- GIVEN RECORDS
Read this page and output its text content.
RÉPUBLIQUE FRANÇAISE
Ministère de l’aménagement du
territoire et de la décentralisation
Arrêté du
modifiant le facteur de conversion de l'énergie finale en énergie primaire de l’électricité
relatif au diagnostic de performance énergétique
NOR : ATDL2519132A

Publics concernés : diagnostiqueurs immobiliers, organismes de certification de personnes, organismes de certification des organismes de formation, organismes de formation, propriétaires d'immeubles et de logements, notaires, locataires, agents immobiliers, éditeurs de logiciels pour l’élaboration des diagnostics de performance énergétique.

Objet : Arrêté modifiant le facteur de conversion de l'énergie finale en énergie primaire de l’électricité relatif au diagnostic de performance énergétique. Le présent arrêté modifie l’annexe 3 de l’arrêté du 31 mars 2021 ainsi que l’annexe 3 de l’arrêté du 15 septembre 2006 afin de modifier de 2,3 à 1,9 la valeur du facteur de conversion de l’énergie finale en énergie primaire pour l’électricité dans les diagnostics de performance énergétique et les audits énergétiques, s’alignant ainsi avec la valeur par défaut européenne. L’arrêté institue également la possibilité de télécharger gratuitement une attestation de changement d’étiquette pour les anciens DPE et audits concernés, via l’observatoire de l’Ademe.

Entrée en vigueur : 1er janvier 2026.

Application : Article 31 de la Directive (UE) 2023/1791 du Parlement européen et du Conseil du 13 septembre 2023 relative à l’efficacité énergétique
--
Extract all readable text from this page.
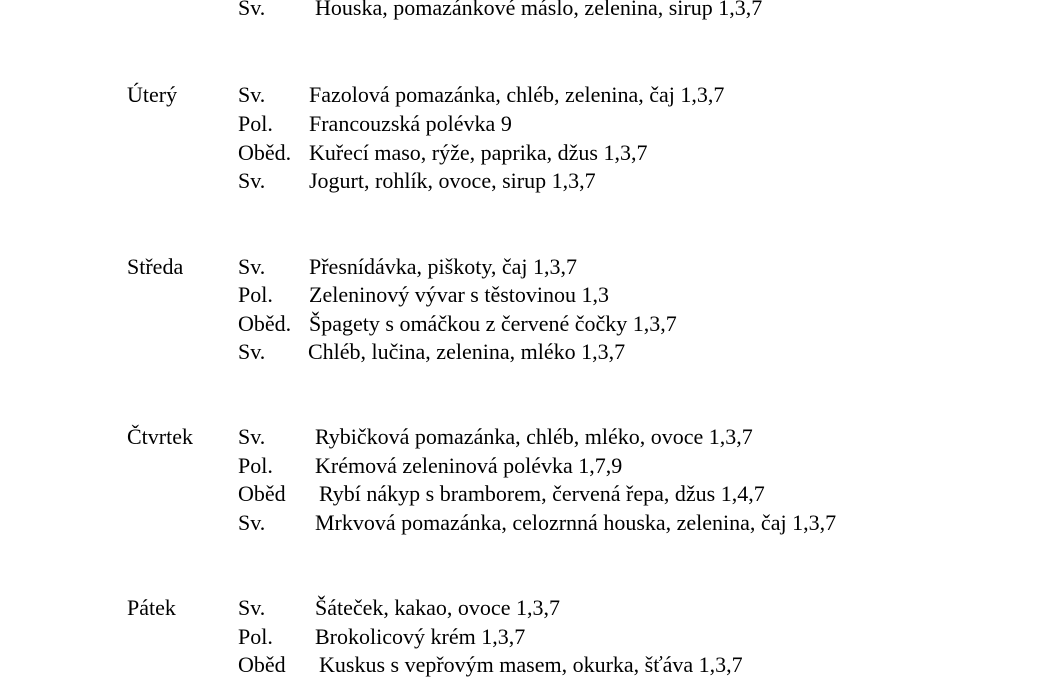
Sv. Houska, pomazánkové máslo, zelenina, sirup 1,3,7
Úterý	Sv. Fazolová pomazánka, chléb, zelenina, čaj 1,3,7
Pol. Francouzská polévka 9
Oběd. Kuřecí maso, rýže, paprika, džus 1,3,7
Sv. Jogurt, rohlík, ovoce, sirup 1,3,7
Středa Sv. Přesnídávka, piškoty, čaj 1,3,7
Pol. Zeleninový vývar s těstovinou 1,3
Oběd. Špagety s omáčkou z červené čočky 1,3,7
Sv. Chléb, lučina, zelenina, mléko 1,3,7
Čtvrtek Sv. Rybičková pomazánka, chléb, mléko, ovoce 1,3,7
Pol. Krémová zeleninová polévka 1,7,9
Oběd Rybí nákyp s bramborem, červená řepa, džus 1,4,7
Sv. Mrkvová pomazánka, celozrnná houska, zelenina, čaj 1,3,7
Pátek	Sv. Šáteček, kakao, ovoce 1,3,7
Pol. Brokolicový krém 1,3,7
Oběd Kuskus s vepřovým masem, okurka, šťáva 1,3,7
==
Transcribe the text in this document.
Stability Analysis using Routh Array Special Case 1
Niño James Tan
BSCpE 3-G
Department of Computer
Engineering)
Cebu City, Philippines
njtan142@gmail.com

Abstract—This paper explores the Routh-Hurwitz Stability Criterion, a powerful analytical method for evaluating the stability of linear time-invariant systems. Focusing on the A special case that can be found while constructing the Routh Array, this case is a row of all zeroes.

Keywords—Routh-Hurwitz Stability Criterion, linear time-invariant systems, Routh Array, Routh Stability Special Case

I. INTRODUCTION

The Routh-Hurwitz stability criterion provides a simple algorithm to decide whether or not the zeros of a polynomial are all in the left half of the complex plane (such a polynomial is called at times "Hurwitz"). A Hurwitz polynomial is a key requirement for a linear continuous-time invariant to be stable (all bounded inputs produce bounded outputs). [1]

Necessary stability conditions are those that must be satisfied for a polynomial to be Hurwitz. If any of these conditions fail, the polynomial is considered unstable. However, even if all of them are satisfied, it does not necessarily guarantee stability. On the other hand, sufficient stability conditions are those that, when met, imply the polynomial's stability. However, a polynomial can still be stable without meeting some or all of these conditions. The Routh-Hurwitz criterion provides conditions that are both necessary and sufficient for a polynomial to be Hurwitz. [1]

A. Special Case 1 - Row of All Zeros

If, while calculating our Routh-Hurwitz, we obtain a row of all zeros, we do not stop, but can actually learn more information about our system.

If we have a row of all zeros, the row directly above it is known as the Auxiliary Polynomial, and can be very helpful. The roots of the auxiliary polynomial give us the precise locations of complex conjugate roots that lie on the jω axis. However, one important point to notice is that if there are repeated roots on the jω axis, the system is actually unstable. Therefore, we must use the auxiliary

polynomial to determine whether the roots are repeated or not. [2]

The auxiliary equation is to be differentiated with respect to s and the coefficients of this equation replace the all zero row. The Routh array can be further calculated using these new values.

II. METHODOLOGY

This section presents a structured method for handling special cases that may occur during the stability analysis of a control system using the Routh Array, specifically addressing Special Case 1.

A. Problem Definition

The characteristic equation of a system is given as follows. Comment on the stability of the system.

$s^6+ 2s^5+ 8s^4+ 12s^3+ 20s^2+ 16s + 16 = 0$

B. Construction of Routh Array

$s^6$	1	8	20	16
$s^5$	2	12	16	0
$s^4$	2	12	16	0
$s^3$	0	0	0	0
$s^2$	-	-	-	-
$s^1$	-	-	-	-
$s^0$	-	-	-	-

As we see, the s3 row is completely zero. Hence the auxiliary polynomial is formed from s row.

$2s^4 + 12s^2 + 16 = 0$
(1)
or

- OBJECTIVE
Find every line with "Oběd" in the listing and state how many there are, nothing else.

- RESPONSE
4